> Task instructions: Reproduce the data below word for word, from its first line through the line containing "368, 791, 409]", including both of those lines.

> Available records:
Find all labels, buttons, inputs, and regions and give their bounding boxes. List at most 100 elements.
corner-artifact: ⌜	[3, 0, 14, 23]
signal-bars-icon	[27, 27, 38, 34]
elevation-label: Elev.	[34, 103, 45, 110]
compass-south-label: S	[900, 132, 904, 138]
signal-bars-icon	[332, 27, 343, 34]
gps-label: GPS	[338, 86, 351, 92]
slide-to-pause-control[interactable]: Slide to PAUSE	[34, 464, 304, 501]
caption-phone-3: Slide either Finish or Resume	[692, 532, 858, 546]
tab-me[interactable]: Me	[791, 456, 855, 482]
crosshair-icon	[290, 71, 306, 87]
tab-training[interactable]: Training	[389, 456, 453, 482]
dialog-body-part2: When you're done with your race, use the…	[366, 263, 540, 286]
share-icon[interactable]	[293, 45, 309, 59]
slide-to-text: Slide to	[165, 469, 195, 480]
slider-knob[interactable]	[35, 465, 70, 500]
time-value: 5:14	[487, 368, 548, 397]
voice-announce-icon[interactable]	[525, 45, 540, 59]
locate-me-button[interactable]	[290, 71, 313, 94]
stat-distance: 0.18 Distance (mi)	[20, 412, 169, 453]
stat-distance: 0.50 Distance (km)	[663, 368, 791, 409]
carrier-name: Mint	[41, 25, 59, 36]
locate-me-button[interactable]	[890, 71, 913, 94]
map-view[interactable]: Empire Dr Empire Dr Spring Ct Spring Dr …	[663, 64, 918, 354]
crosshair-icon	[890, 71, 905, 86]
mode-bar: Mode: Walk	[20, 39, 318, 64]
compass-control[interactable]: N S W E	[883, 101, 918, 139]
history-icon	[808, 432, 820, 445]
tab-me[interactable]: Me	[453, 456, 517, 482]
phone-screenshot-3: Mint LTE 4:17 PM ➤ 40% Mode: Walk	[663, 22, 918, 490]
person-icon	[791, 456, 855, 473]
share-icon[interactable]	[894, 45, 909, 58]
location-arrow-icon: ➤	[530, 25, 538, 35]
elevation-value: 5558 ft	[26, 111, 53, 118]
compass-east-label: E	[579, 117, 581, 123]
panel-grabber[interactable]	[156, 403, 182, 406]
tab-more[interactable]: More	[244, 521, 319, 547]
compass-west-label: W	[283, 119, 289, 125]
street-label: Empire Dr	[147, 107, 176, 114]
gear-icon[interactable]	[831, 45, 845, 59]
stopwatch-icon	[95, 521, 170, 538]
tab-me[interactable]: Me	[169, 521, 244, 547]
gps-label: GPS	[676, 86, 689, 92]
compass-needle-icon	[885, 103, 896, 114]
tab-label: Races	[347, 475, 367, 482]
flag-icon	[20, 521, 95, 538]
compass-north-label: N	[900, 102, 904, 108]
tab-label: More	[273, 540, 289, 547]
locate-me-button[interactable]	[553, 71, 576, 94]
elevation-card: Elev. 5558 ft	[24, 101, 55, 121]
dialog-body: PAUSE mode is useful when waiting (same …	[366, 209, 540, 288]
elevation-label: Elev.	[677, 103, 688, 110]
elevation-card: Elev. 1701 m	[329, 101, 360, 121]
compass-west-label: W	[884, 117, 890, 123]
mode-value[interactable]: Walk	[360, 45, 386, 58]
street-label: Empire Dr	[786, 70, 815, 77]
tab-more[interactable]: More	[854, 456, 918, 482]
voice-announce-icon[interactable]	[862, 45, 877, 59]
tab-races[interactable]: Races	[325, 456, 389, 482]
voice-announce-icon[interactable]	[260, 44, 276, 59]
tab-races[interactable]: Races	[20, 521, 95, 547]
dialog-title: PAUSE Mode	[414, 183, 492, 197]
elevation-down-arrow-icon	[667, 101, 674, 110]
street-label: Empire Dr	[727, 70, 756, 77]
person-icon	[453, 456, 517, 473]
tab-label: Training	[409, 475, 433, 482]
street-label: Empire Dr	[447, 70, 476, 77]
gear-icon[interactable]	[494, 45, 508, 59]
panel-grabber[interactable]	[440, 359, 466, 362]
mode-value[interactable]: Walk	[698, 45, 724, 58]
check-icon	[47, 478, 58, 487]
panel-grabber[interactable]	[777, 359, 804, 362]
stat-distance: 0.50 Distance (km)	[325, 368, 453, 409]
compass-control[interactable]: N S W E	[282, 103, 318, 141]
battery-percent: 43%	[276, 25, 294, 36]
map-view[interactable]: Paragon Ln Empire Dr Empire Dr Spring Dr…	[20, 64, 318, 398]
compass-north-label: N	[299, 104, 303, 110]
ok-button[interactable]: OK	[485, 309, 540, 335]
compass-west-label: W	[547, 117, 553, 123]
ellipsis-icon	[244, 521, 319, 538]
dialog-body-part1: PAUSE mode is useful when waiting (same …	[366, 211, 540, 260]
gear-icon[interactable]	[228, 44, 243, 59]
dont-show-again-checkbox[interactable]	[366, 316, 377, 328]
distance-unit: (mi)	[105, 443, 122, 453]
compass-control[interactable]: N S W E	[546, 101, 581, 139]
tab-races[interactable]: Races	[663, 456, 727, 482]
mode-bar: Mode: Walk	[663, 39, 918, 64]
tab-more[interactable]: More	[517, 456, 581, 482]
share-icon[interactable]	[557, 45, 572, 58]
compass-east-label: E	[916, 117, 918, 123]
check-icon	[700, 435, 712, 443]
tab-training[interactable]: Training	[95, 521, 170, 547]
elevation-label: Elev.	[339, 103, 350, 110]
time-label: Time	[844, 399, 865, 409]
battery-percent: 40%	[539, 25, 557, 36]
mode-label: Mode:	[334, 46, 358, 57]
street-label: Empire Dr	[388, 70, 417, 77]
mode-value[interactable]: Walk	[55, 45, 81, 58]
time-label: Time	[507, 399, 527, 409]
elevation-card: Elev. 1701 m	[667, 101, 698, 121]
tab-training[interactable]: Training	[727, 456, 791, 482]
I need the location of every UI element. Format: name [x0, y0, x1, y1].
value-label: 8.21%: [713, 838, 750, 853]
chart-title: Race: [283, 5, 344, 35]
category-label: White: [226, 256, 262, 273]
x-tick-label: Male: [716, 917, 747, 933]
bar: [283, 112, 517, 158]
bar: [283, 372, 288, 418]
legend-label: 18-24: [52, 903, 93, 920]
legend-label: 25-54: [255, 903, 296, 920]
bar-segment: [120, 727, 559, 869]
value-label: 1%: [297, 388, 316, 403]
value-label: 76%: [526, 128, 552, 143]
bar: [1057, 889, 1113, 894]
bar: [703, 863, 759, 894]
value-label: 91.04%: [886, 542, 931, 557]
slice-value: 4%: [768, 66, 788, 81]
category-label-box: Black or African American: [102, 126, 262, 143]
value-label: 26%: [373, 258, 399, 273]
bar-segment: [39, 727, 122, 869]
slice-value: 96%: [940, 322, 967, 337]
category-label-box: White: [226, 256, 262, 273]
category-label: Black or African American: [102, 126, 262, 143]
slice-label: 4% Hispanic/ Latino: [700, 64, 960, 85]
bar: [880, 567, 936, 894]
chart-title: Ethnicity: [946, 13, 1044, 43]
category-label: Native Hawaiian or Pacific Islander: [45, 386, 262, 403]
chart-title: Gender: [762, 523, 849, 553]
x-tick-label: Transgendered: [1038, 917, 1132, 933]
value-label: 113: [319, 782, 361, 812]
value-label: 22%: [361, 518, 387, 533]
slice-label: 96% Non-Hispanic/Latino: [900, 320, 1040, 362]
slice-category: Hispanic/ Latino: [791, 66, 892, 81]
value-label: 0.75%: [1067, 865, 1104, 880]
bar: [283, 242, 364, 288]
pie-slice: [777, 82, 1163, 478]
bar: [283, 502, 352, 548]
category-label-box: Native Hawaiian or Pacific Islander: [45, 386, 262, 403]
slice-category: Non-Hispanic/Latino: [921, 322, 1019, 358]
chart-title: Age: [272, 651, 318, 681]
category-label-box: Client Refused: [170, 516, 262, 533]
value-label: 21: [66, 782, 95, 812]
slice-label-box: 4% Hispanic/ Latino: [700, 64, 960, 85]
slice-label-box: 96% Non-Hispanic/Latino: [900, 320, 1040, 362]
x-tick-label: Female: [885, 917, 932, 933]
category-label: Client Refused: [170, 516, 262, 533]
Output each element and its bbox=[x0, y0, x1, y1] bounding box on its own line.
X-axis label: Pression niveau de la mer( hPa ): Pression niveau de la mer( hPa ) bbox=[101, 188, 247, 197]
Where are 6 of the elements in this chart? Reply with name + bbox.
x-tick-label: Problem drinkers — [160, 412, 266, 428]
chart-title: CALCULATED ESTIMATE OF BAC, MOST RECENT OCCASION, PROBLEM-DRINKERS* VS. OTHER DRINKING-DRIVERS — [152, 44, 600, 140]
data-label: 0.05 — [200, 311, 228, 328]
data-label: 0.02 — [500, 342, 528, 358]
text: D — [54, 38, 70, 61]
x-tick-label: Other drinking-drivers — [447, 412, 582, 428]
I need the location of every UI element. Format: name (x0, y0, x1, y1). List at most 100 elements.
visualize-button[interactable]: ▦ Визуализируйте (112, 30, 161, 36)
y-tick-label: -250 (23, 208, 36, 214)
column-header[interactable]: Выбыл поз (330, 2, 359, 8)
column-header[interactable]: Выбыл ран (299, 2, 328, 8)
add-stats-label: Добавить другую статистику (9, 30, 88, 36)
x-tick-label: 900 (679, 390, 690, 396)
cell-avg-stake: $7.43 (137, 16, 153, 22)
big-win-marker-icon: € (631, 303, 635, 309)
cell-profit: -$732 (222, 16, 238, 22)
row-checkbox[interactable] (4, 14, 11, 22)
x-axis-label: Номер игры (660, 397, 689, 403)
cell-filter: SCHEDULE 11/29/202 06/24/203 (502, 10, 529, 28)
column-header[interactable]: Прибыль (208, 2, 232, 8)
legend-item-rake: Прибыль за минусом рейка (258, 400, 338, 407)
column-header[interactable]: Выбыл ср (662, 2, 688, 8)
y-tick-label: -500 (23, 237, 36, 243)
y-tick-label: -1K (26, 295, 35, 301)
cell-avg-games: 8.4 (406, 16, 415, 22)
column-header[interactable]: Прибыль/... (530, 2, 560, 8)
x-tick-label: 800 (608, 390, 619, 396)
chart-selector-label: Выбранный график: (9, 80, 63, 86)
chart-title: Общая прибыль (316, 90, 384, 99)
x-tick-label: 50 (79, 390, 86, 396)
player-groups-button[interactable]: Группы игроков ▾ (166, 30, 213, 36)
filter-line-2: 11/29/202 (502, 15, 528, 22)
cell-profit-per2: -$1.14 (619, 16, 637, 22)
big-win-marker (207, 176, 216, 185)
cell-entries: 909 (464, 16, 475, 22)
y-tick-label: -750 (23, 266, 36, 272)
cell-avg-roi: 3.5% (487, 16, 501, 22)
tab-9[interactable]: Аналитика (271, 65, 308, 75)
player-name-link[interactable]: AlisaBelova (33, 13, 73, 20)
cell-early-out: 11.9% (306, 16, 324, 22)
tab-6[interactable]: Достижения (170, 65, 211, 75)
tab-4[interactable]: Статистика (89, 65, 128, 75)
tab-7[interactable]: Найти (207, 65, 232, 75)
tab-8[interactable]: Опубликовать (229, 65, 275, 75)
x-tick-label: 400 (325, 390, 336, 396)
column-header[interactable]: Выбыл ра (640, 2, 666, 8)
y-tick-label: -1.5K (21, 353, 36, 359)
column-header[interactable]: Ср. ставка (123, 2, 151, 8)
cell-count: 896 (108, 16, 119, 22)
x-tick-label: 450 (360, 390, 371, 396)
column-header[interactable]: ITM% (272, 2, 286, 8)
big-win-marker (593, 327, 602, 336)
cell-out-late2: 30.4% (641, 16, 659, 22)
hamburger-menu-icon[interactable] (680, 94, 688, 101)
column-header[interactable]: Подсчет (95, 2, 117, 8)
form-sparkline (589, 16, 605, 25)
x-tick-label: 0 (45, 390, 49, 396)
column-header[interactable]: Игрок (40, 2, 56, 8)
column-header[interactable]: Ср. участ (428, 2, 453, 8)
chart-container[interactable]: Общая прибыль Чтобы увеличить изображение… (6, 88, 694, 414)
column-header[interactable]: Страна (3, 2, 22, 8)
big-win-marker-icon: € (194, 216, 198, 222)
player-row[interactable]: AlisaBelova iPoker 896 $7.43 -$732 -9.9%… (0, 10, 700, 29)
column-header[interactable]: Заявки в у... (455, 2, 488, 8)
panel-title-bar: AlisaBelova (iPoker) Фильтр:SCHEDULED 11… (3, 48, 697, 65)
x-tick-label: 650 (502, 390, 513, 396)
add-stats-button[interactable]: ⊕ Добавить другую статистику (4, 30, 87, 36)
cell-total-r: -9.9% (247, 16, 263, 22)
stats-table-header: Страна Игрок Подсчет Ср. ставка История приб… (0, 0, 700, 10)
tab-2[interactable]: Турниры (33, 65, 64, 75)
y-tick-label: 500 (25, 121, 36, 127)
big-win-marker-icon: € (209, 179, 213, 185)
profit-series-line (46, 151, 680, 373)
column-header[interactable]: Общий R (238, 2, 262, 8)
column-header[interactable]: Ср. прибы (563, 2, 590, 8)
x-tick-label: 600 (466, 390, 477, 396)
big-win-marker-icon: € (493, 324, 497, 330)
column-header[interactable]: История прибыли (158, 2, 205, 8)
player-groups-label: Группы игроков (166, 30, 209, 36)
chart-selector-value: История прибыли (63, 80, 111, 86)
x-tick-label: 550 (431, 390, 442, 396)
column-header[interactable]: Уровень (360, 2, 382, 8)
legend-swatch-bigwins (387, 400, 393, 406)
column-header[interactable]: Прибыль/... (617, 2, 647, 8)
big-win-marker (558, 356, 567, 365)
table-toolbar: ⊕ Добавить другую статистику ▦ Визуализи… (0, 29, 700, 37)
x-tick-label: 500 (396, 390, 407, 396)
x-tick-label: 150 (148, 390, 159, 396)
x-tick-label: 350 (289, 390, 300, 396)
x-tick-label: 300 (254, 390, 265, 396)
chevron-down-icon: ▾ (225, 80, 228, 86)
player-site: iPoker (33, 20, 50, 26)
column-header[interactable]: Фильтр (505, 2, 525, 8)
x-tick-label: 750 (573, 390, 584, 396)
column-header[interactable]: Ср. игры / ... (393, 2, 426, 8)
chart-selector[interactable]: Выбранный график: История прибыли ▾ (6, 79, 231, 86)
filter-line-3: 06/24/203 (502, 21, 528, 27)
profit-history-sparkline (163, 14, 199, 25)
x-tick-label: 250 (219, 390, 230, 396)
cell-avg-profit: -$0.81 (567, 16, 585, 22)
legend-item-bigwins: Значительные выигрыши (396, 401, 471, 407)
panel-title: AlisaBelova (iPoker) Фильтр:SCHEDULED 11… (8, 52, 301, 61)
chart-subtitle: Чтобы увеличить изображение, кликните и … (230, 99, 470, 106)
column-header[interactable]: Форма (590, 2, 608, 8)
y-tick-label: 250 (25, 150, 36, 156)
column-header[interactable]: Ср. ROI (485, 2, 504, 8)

> Task response:
Find all labels, buttons, inputs, and regions and give their bounding boxes. List at most 100 elements.
corner-artifact: ⌜	[3, 0, 14, 23]
signal-bars-icon	[27, 27, 38, 34]
elevation-label: Elev.	[34, 103, 45, 110]
compass-south-label: S	[900, 132, 904, 138]
signal-bars-icon	[332, 27, 343, 34]
gps-label: GPS	[338, 86, 351, 92]
slide-to-pause-control[interactable]: Slide to PAUSE	[34, 464, 304, 501]
caption-phone-3: Slide either Finish or Resume	[692, 532, 858, 546]
tab-me[interactable]: Me	[791, 456, 855, 482]
crosshair-icon	[290, 71, 306, 87]
tab-training[interactable]: Training	[389, 456, 453, 482]
dialog-body-part2: When you're done with your race, use the…	[366, 263, 540, 286]
share-icon[interactable]	[293, 45, 309, 59]
slide-to-text: Slide to	[165, 469, 195, 480]
slider-knob[interactable]	[35, 465, 70, 500]
time-value: 5:14	[487, 368, 548, 397]
voice-announce-icon[interactable]	[525, 45, 540, 59]
locate-me-button[interactable]	[290, 71, 313, 94]
stat-distance: 0.18 Distance (mi)	[20, 412, 169, 453]
stat-distance: 0.50 Distance (km)	[663, 368, 791, 409]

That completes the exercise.